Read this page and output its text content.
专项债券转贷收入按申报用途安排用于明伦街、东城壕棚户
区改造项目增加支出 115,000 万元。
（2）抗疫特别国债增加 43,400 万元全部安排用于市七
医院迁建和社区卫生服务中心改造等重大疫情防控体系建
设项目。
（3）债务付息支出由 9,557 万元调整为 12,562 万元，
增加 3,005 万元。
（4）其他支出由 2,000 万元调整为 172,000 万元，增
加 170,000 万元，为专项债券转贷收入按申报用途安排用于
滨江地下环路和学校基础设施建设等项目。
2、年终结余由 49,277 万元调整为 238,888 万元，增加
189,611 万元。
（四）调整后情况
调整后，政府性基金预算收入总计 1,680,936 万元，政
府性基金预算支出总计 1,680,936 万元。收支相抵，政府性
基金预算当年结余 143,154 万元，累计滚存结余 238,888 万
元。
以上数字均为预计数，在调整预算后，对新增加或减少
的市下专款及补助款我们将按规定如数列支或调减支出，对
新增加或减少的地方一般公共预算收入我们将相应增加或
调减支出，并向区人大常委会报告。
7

**CHALLENGE:** Make an exact copy of the data above.

**RESULT:**
Read this page and output its text content.
专项债券转贷收入按申报用途安排用于明伦街、东城壕棚户
区改造项目增加支出 115,000 万元。
（2）抗疫特别国债增加 43,400 万元全部安排用于市七
医院迁建和社区卫生服务中心改造等重大疫情防控体系建
设项目。
（3）债务付息支出由 9,557 万元调整为 12,562 万元，
增加 3,005 万元。
（4）其他支出由 2,000 万元调整为 172,000 万元，增
加 170,000 万元，为专项债券转贷收入按申报用途安排用于
滨江地下环路和学校基础设施建设等项目。
2、年终结余由 49,277 万元调整为 238,888 万元，增加
189,611 万元。
（四）调整后情况
调整后，政府性基金预算收入总计 1,680,936 万元，政
府性基金预算支出总计 1,680,936 万元。收支相抵，政府性
基金预算当年结余 143,154 万元，累计滚存结余 238,888 万
元。
以上数字均为预计数，在调整预算后，对新增加或减少
的市下专款及补助款我们将按规定如数列支或调减支出，对
新增加或减少的地方一般公共预算收入我们将相应增加或
调减支出，并向区人大常委会报告。
7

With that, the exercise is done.